→ Records contained in a dataset:
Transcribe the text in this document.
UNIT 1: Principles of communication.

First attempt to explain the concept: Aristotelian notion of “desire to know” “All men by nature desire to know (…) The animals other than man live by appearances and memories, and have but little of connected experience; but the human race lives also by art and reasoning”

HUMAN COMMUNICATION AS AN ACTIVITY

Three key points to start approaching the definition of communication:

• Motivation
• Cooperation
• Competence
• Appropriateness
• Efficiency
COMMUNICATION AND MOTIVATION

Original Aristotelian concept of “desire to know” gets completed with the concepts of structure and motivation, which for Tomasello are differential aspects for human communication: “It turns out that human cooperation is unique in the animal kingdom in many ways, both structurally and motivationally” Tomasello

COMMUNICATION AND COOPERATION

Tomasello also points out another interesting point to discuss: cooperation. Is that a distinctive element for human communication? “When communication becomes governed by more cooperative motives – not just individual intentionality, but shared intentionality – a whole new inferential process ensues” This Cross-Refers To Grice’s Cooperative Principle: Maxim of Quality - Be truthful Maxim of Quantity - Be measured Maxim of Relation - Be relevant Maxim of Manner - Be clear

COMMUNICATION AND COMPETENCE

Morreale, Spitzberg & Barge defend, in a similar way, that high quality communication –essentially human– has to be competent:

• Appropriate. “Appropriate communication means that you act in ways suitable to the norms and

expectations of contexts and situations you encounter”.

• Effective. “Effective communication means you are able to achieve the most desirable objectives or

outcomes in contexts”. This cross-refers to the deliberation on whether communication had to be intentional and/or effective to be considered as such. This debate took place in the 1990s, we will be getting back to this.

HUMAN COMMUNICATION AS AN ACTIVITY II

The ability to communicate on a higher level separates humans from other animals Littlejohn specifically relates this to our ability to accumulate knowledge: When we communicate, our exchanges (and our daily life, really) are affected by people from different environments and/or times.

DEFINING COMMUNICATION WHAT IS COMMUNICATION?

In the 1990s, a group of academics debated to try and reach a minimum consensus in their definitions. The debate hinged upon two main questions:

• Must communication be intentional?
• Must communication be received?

→ CHALLENGE:
Type the material above out again, exactly.

→ THE SOLUTION:
Transcribe the text in this document.
UNIT 1: Principles of communication.

First attempt to explain the concept: Aristotelian notion of “desire to know” “All men by nature desire to know (…) The animals other than man live by appearances and memories, and have but little of connected experience; but the human race lives also by art and reasoning”

HUMAN COMMUNICATION AS AN ACTIVITY

Three key points to start approaching the definition of communication:

• Motivation
• Cooperation
• Competence
• Appropriateness
• Efficiency
COMMUNICATION AND MOTIVATION

Original Aristotelian concept of “desire to know” gets completed with the concepts of structure and motivation, which for Tomasello are differential aspects for human communication: “It turns out that human cooperation is unique in the animal kingdom in many ways, both structurally and motivationally” Tomasello

COMMUNICATION AND COOPERATION

Tomasello also points out another interesting point to discuss: cooperation. Is that a distinctive element for human communication? “When communication becomes governed by more cooperative motives – not just individual intentionality, but shared intentionality – a whole new inferential process ensues” This Cross-Refers To Grice’s Cooperative Principle: Maxim of Quality - Be truthful Maxim of Quantity - Be measured Maxim of Relation - Be relevant Maxim of Manner - Be clear

COMMUNICATION AND COMPETENCE

Morreale, Spitzberg & Barge defend, in a similar way, that high quality communication –essentially human– has to be competent:

• Appropriate. “Appropriate communication means that you act in ways suitable to the norms and

expectations of contexts and situations you encounter”.

• Effective. “Effective communication means you are able to achieve the most desirable objectives or

outcomes in contexts”. This cross-refers to the deliberation on whether communication had to be intentional and/or effective to be considered as such. This debate took place in the 1990s, we will be getting back to this.

HUMAN COMMUNICATION AS AN ACTIVITY II

The ability to communicate on a higher level separates humans from other animals Littlejohn specifically relates this to our ability to accumulate knowledge: When we communicate, our exchanges (and our daily life, really) are affected by people from different environments and/or times.

DEFINING COMMUNICATION WHAT IS COMMUNICATION?

In the 1990s, a group of academics debated to try and reach a minimum consensus in their definitions. The debate hinged upon two main questions:

• Must communication be intentional?
• Must communication be received?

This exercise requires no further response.